(Extracts from a graphics dataset)
:::

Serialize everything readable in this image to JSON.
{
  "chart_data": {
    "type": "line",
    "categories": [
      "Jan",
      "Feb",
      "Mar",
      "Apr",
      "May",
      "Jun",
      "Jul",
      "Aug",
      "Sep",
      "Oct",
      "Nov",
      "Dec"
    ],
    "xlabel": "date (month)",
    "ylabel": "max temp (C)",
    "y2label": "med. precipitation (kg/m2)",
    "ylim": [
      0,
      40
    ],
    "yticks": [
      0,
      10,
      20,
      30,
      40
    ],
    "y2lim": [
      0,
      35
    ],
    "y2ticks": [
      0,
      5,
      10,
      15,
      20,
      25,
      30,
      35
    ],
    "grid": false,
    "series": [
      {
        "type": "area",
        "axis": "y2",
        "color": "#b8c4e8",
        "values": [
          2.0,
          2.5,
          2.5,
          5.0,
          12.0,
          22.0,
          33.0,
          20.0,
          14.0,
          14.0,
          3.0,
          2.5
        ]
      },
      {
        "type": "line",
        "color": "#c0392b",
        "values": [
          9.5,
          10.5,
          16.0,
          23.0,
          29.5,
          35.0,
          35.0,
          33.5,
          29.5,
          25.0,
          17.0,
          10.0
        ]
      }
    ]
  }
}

:::

Please repeat all the records above exactly as they appear.

Serialize everything readable in this image to JSON.
{
  "chart_data": {
    "type": "line",
    "categories": [
      "Jan",
      "Feb",
      "Mar",
      "Apr",
      "May",
      "Jun",
      "Jul",
      "Aug",
      "Sep",
      "Oct",
      "Nov",
      "Dec"
    ],
    "xlabel": "date (month)",
    "ylabel": "max temp (C)",
    "y2label": "med. precipitation (kg/m2)",
    "ylim": [
      0,
      40
    ],
    "yticks": [
      0,
      10,
      20,
      30,
      40
    ],
    "y2lim": [
      0,
      35
    ],
    "y2ticks": [
      0,
      5,
      10,
      15,
      20,
      25,
      30,
      35
    ],
    "grid": false,
    "series": [
      {
        "type": "area",
        "axis": "y2",
        "color": "#b8c4e8",
        "values": [
          2.0,
          2.5,
          2.5,
          5.0,
          12.0,
          22.0,
          33.0,
          20.0,
          14.0,
          14.0,
          3.0,
          2.5
        ]
      },
      {
        "type": "line",
        "color": "#c0392b",
        "values": [
          9.5,
          10.5,
          16.0,
          23.0,
          29.5,
          35.0,
          35.0,
          33.5,
          29.5,
          25.0,
          17.0,
          10.0
        ]
      }
    ]
  }
}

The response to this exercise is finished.